Given task: Copy every line of the records below character for character, leaving out the pictures.

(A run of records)
################

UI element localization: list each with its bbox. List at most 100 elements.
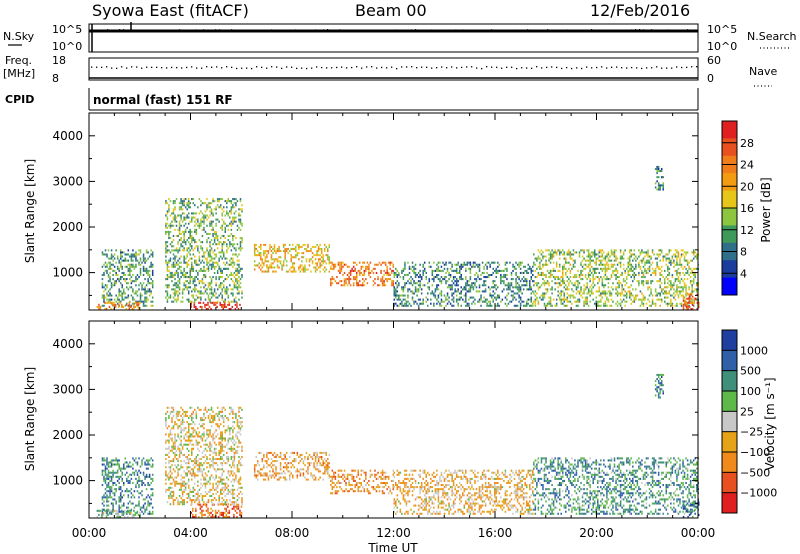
echo-cell	[137, 301, 140, 304]
echo-cell	[178, 286, 181, 289]
echo-cell	[543, 296, 546, 299]
echo-cell	[539, 251, 541, 254]
echo-cell	[343, 278, 346, 281]
echo-cell	[537, 300, 540, 303]
nsky-point	[695, 29, 697, 31]
echo-cell	[639, 259, 642, 262]
echo-cell	[495, 284, 498, 287]
echo-cell	[561, 265, 564, 268]
echo-cell	[172, 284, 175, 287]
echo-cell	[104, 479, 107, 482]
echo-cell	[227, 276, 230, 279]
echo-cell	[106, 271, 108, 274]
echo-cell	[121, 276, 124, 279]
echo-cell	[695, 255, 698, 258]
echo-cell	[674, 294, 677, 297]
echo-cell	[181, 208, 184, 211]
echo-cell	[192, 216, 195, 219]
echo-cell	[622, 298, 625, 301]
echo-cell	[455, 294, 458, 297]
echo-cell	[575, 300, 578, 303]
echo-cell	[683, 273, 686, 277]
echo-cell	[600, 292, 602, 295]
echo-cell	[169, 273, 172, 277]
echo-cell	[457, 302, 459, 305]
echo-cell	[241, 267, 243, 270]
echo-cell	[119, 492, 122, 495]
echo-cell	[201, 255, 204, 258]
echo-cell	[184, 216, 187, 219]
echo-cell	[106, 500, 108, 503]
echo-cell	[549, 296, 552, 299]
nsky-point	[639, 29, 641, 31]
echo-cell	[677, 296, 680, 299]
echo-cell	[645, 302, 648, 305]
echo-cell	[203, 286, 205, 289]
echo-cell	[241, 239, 243, 242]
echo-cell	[141, 286, 143, 289]
echo-cell	[169, 429, 172, 432]
echo-cell	[253, 250, 256, 253]
echo-cell	[145, 459, 148, 462]
echo-cell	[200, 222, 202, 225]
echo-cell	[549, 253, 552, 256]
nsky-point	[583, 30, 585, 33]
echo-cell	[680, 263, 683, 266]
echo-cell	[387, 261, 390, 264]
echo-cell	[663, 290, 666, 293]
echo-cell	[663, 292, 666, 295]
echo-cell	[168, 466, 170, 469]
echo-cell	[109, 492, 111, 495]
echo-cell	[691, 280, 693, 283]
echo-cell	[627, 261, 629, 264]
echo-cell	[171, 419, 173, 422]
echo-cell	[273, 247, 276, 251]
echo-cell	[578, 273, 581, 277]
echo-cell	[539, 267, 541, 270]
echo-cell	[180, 255, 182, 258]
echo-cell	[323, 270, 326, 273]
echo-cell	[317, 245, 320, 248]
echo-cell	[659, 273, 661, 277]
echo-cell	[211, 509, 214, 512]
echo-cell	[296, 243, 299, 246]
echo-cell	[586, 292, 588, 295]
echo-cell	[536, 257, 538, 260]
echo-cell	[537, 265, 540, 268]
echo-cell	[414, 267, 417, 270]
echo-cell	[583, 257, 585, 260]
echo-cell	[581, 255, 584, 258]
echo-cell	[183, 198, 185, 201]
echo-cell	[126, 490, 128, 493]
echo-cell	[227, 212, 230, 215]
echo-cell	[142, 504, 145, 507]
echo-cell	[657, 249, 660, 252]
echo-cell	[224, 241, 227, 244]
echo-cell	[187, 237, 190, 240]
echo-cell	[281, 266, 283, 269]
echo-cell	[145, 271, 148, 274]
echo-cell	[186, 298, 188, 301]
echo-cell	[498, 269, 501, 272]
echo-cell	[118, 475, 120, 478]
echo-cell	[522, 271, 525, 274]
echo-cell	[487, 276, 490, 279]
echo-cell	[619, 265, 622, 268]
echo-cell	[411, 269, 414, 272]
echo-cell	[192, 280, 195, 283]
echo-cell	[515, 282, 517, 285]
echo-cell	[506, 304, 508, 307]
echo-cell	[174, 464, 176, 467]
echo-cell	[210, 208, 213, 211]
echo-cell	[589, 263, 591, 266]
nave-point	[396, 67, 398, 70]
nave-point	[416, 67, 418, 69]
echo-cell	[284, 258, 286, 261]
echo-cell	[195, 513, 197, 516]
echo-cell	[110, 284, 113, 287]
echo-cell	[677, 253, 680, 256]
echo-cell	[466, 304, 469, 307]
nave-point	[226, 66, 228, 68]
echo-cell	[575, 251, 578, 254]
echo-cell	[270, 254, 273, 257]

################

Answer to the task:
UI element localization: list each with its bbox. List at most 100 elements.
echo-cell	[137, 301, 140, 304]
echo-cell	[178, 286, 181, 289]
echo-cell	[543, 296, 546, 299]
echo-cell	[539, 251, 541, 254]
echo-cell	[343, 278, 346, 281]
echo-cell	[537, 300, 540, 303]
nsky-point	[695, 29, 697, 31]
echo-cell	[639, 259, 642, 262]
echo-cell	[495, 284, 498, 287]
echo-cell	[561, 265, 564, 268]
echo-cell	[172, 284, 175, 287]
echo-cell	[104, 479, 107, 482]
echo-cell	[227, 276, 230, 279]
echo-cell	[106, 271, 108, 274]
echo-cell	[121, 276, 124, 279]
echo-cell	[695, 255, 698, 258]
echo-cell	[674, 294, 677, 297]
echo-cell	[181, 208, 184, 211]
echo-cell	[192, 216, 195, 219]
echo-cell	[622, 298, 625, 301]
echo-cell	[455, 294, 458, 297]
echo-cell	[575, 300, 578, 303]
echo-cell	[683, 273, 686, 277]
echo-cell	[600, 292, 602, 295]
echo-cell	[169, 273, 172, 277]
echo-cell	[457, 302, 459, 305]
echo-cell	[241, 267, 243, 270]
echo-cell	[119, 492, 122, 495]
echo-cell	[201, 255, 204, 258]
echo-cell	[184, 216, 187, 219]
echo-cell	[106, 500, 108, 503]
echo-cell	[549, 296, 552, 299]
nsky-point	[639, 29, 641, 31]
echo-cell	[677, 296, 680, 299]
echo-cell	[645, 302, 648, 305]
echo-cell	[203, 286, 205, 289]
echo-cell	[241, 239, 243, 242]
echo-cell	[141, 286, 143, 289]
echo-cell	[169, 429, 172, 432]
echo-cell	[253, 250, 256, 253]
echo-cell	[145, 459, 148, 462]
echo-cell	[200, 222, 202, 225]
echo-cell	[549, 253, 552, 256]
nsky-point	[583, 30, 585, 33]
echo-cell	[680, 263, 683, 266]
echo-cell	[387, 261, 390, 264]
echo-cell	[663, 290, 666, 293]
echo-cell	[663, 292, 666, 295]
echo-cell	[168, 466, 170, 469]
echo-cell	[109, 492, 111, 495]
echo-cell	[691, 280, 693, 283]
echo-cell	[627, 261, 629, 264]
echo-cell	[171, 419, 173, 422]
echo-cell	[273, 247, 276, 251]
echo-cell	[578, 273, 581, 277]
echo-cell	[539, 267, 541, 270]
echo-cell	[180, 255, 182, 258]
echo-cell	[323, 270, 326, 273]
echo-cell	[317, 245, 320, 248]
echo-cell	[659, 273, 661, 277]
echo-cell	[211, 509, 214, 512]
echo-cell	[296, 243, 299, 246]
echo-cell	[586, 292, 588, 295]
echo-cell	[536, 257, 538, 260]
echo-cell	[537, 265, 540, 268]
echo-cell	[414, 267, 417, 270]
echo-cell	[583, 257, 585, 260]
echo-cell	[581, 255, 584, 258]
echo-cell	[183, 198, 185, 201]
echo-cell	[126, 490, 128, 493]
echo-cell	[227, 212, 230, 215]
echo-cell	[142, 504, 145, 507]
echo-cell	[657, 249, 660, 252]
echo-cell	[224, 241, 227, 244]
echo-cell	[187, 237, 190, 240]
echo-cell	[281, 266, 283, 269]
echo-cell	[145, 271, 148, 274]
echo-cell	[186, 298, 188, 301]
echo-cell	[498, 269, 501, 272]
echo-cell	[118, 475, 120, 478]
echo-cell	[522, 271, 525, 274]
echo-cell	[487, 276, 490, 279]
echo-cell	[619, 265, 622, 268]
echo-cell	[411, 269, 414, 272]
echo-cell	[192, 280, 195, 283]
echo-cell	[515, 282, 517, 285]
echo-cell	[506, 304, 508, 307]
echo-cell	[174, 464, 176, 467]
echo-cell	[210, 208, 213, 211]
echo-cell	[589, 263, 591, 266]
nave-point	[396, 67, 398, 70]
nave-point	[416, 67, 418, 69]
echo-cell	[284, 258, 286, 261]
echo-cell	[195, 513, 197, 516]
echo-cell	[110, 284, 113, 287]
echo-cell	[677, 253, 680, 256]
echo-cell	[466, 304, 469, 307]
nave-point	[226, 66, 228, 68]
echo-cell	[575, 251, 578, 254]
echo-cell	[270, 254, 273, 257]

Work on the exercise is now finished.